TASK DETAILS:
From the records, pick out and copy each line containing "портрет".

MATERIAL FOR THIS TASK:

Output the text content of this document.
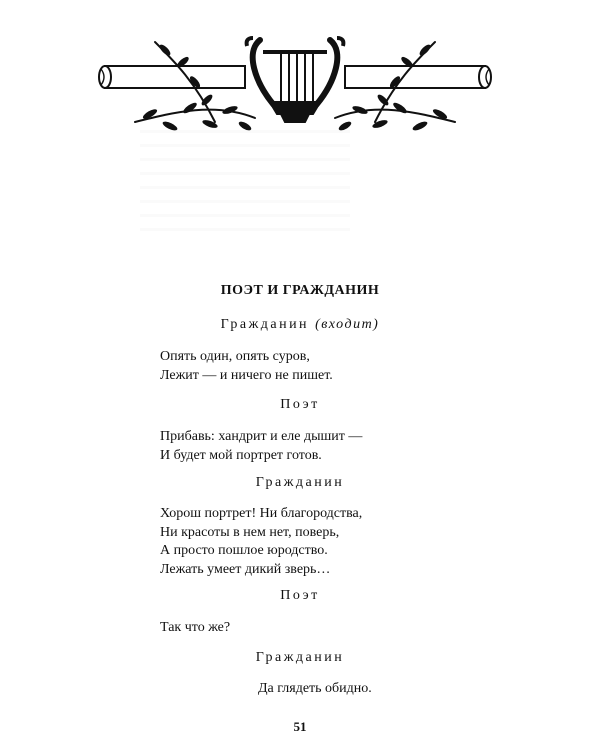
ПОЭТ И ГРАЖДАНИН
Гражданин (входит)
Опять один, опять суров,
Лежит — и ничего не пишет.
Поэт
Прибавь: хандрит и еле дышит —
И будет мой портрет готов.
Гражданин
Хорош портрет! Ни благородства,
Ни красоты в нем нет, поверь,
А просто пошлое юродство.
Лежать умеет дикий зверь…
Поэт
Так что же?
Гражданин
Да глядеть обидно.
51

--

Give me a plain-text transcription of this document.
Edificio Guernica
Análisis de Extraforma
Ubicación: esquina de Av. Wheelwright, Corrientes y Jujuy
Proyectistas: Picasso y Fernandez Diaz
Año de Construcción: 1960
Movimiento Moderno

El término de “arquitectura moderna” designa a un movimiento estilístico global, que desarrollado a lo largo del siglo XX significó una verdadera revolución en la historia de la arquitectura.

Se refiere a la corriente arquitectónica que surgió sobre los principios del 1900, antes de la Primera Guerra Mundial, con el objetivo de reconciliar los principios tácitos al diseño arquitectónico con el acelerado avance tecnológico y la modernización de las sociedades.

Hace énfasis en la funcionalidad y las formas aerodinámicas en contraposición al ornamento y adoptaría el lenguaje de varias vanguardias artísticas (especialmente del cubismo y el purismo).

...

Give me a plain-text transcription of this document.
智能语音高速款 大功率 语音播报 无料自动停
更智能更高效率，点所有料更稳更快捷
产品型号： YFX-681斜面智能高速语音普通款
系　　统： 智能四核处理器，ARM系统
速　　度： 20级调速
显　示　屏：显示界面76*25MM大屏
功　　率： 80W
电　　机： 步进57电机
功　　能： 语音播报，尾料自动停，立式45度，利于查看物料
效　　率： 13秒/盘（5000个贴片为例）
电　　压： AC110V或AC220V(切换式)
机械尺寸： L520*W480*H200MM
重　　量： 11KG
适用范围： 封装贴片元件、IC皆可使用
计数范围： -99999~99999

TASK ANSWER:
И будет мой портрет готов.
Хорош портрет! Ни благородства,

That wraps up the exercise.